----- Excerpted data
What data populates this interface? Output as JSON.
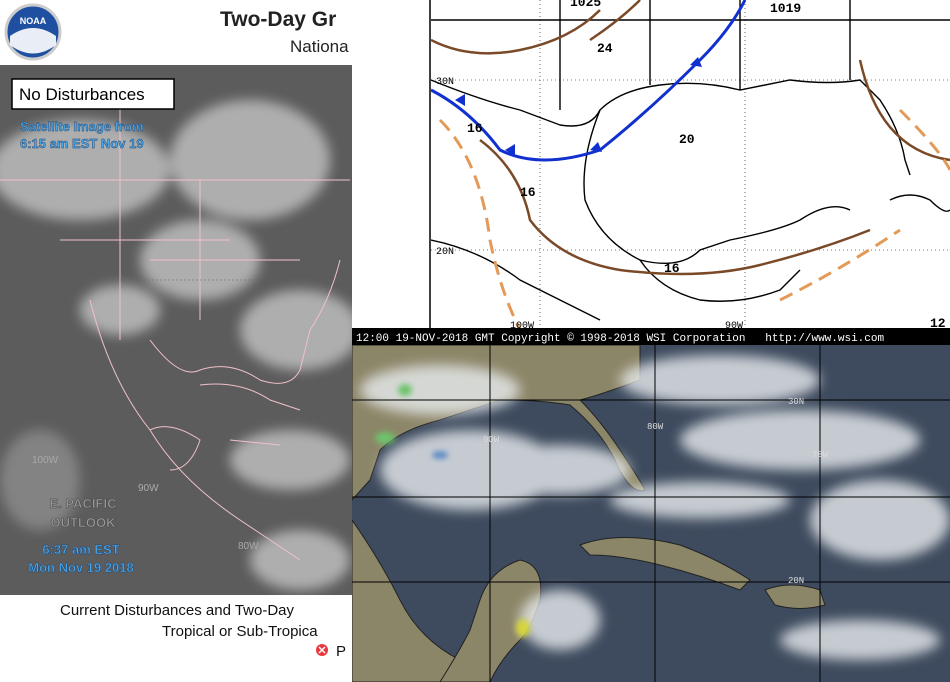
{
  "header": {
    "logo": "NOAA",
    "title": "Two-Day Gr",
    "subtitle": "Nationa"
  },
  "left_map": {
    "status": "No Disturbances",
    "satellite_time": [
      "Satellite Image from",
      "6:15 am EST Nov 19"
    ],
    "outlook": [
      "E. PACIFIC",
      "OUTLOOK"
    ],
    "outlook_time": [
      "6:37 am EST",
      "Mon Nov 19 2018"
    ],
    "lon_labels": [
      "100W",
      "90W",
      "80W"
    ]
  },
  "footer": {
    "lines": [
      "Current Disturbances and Two-Day",
      "Tropical or Sub-Tropica"
    ],
    "legend": "P"
  },
  "surface_map": {
    "isobars": [
      "1025",
      "1019",
      "24",
      "20",
      "16",
      "16",
      "16",
      "12"
    ],
    "lat_labels": [
      "30N",
      "20N"
    ],
    "lon_labels": [
      "100W",
      "90W"
    ]
  },
  "satellite": {
    "banner": "12:00 19-NOV-2018 GMT Copyright © 1998-2018 WSI Corporation   http://www.wsi.com",
    "lat_labels": [
      "30N",
      "20N"
    ],
    "lon_labels": [
      "90W",
      "80W",
      "70W"
    ]
  }
}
----------
Goal of the exercise: Omit the pictures. Transcribe every record exactly.

Written reply:
What data populates this interface? Output as JSON.
{
  "header": {
    "logo": "NOAA",
    "title": "Two-Day Gr",
    "subtitle": "Nationa"
  },
  "left_map": {
    "status": "No Disturbances",
    "satellite_time": [
      "Satellite Image from",
      "6:15 am EST Nov 19"
    ],
    "outlook": [
      "E. PACIFIC",
      "OUTLOOK"
    ],
    "outlook_time": [
      "6:37 am EST",
      "Mon Nov 19 2018"
    ],
    "lon_labels": [
      "100W",
      "90W",
      "80W"
    ]
  },
  "footer": {
    "lines": [
      "Current Disturbances and Two-Day",
      "Tropical or Sub-Tropica"
    ],
    "legend": "P"
  },
  "surface_map": {
    "isobars": [
      "1025",
      "1019",
      "24",
      "20",
      "16",
      "16",
      "16",
      "12"
    ],
    "lat_labels": [
      "30N",
      "20N"
    ],
    "lon_labels": [
      "100W",
      "90W"
    ]
  },
  "satellite": {
    "banner": "12:00 19-NOV-2018 GMT Copyright © 1998-2018 WSI Corporation   http://www.wsi.com",
    "lat_labels": [
      "30N",
      "20N"
    ],
    "lon_labels": [
      "90W",
      "80W",
      "70W"
    ]
  }
}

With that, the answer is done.